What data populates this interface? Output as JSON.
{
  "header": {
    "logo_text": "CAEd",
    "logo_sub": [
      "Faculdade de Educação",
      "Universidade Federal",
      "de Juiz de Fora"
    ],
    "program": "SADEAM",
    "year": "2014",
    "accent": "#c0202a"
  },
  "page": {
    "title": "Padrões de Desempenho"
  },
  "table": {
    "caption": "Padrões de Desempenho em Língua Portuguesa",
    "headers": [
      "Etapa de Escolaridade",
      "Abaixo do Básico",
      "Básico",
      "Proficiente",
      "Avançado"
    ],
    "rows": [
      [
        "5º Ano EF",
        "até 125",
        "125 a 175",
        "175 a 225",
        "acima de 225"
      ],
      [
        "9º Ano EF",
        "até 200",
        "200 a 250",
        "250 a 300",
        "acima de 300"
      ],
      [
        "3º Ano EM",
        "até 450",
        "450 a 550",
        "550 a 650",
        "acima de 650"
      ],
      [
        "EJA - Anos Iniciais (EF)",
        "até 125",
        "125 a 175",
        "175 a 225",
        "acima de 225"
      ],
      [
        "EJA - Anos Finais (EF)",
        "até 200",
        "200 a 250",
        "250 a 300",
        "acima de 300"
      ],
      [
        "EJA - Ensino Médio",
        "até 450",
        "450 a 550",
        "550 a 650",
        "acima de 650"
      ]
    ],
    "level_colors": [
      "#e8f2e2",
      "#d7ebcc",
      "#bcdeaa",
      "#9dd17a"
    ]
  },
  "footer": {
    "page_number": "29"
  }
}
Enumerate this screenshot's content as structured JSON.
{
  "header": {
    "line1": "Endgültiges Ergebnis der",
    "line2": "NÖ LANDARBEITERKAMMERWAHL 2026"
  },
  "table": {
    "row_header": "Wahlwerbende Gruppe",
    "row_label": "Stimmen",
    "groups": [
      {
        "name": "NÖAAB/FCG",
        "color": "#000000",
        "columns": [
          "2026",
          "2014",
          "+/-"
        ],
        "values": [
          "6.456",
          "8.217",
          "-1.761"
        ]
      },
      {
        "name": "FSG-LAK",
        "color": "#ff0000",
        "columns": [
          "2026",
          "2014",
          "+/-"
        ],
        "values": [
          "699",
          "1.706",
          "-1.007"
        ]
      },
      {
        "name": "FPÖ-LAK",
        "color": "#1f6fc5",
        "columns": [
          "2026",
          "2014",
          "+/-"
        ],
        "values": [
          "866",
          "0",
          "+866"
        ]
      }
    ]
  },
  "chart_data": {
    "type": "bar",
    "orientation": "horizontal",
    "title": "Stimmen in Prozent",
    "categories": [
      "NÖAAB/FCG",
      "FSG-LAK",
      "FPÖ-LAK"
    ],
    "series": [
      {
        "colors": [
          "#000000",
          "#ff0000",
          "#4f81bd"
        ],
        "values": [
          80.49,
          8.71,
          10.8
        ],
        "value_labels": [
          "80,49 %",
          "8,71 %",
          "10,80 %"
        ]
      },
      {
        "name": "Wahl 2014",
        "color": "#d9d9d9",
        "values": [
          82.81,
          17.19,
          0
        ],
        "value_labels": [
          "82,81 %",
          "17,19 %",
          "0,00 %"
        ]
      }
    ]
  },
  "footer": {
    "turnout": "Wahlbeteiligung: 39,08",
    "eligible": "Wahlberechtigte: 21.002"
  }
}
---
■ Task details
Repeat each record exactly, leaving nothing out.

■ Task response
What data populates this interface? Output as JSON.
{
  "header": {
    "logo_text": "CAEd",
    "logo_sub": [
      "Faculdade de Educação",
      "Universidade Federal",
      "de Juiz de Fora"
    ],
    "program": "SADEAM",
    "year": "2014",
    "accent": "#c0202a"
  },
  "page": {
    "title": "Padrões de Desempenho"
  },
  "table": {
    "caption": "Padrões de Desempenho em Língua Portuguesa",
    "headers": [
      "Etapa de Escolaridade",
      "Abaixo do Básico",
      "Básico",
      "Proficiente",
      "Avançado"
    ],
    "rows": [
      [
        "5º Ano EF",
        "até 125",
        "125 a 175",
        "175 a 225",
        "acima de 225"
      ],
      [
        "9º Ano EF",
        "até 200",
        "200 a 250",
        "250 a 300",
        "acima de 300"
      ],
      [
        "3º Ano EM",
        "até 450",
        "450 a 550",
        "550 a 650",
        "acima de 650"
      ],
      [
        "EJA - Anos Iniciais (EF)",
        "até 125",
        "125 a 175",
        "175 a 225",
        "acima de 225"
      ],
      [
        "EJA - Anos Finais (EF)",
        "até 200",
        "200 a 250",
        "250 a 300",
        "acima de 300"
      ],
      [
        "EJA - Ensino Médio",
        "até 450",
        "450 a 550",
        "550 a 650",
        "acima de 650"
      ]
    ],
    "level_colors": [
      "#e8f2e2",
      "#d7ebcc",
      "#bcdeaa",
      "#9dd17a"
    ]
  },
  "footer": {
    "page_number": "29"
  }
}
Enumerate this screenshot's content as structured JSON.
{
  "header": {
    "line1": "Endgültiges Ergebnis der",
    "line2": "NÖ LANDARBEITERKAMMERWAHL 2026"
  },
  "table": {
    "row_header": "Wahlwerbende Gruppe",
    "row_label": "Stimmen",
    "groups": [
      {
        "name": "NÖAAB/FCG",
        "color": "#000000",
        "columns": [
          "2026",
          "2014",
          "+/-"
        ],
        "values": [
          "6.456",
          "8.217",
          "-1.761"
        ]
      },
      {
        "name": "FSG-LAK",
        "color": "#ff0000",
        "columns": [
          "2026",
          "2014",
          "+/-"
        ],
        "values": [
          "699",
          "1.706",
          "-1.007"
        ]
      },
      {
        "name": "FPÖ-LAK",
        "color": "#1f6fc5",
        "columns": [
          "2026",
          "2014",
          "+/-"
        ],
        "values": [
          "866",
          "0",
          "+866"
        ]
      }
    ]
  },
  "chart_data": {
    "type": "bar",
    "orientation": "horizontal",
    "title": "Stimmen in Prozent",
    "categories": [
      "NÖAAB/FCG",
      "FSG-LAK",
      "FPÖ-LAK"
    ],
    "series": [
      {
        "colors": [
          "#000000",
          "#ff0000",
          "#4f81bd"
        ],
        "values": [
          80.49,
          8.71,
          10.8
        ],
        "value_labels": [
          "80,49 %",
          "8,71 %",
          "10,80 %"
        ]
      },
      {
        "name": "Wahl 2014",
        "color": "#d9d9d9",
        "values": [
          82.81,
          17.19,
          0
        ],
        "value_labels": [
          "82,81 %",
          "17,19 %",
          "0,00 %"
        ]
      }
    ]
  },
  "footer": {
    "turnout": "Wahlbeteiligung: 39,08",
    "eligible": "Wahlberechtigte: 21.002"
  }
}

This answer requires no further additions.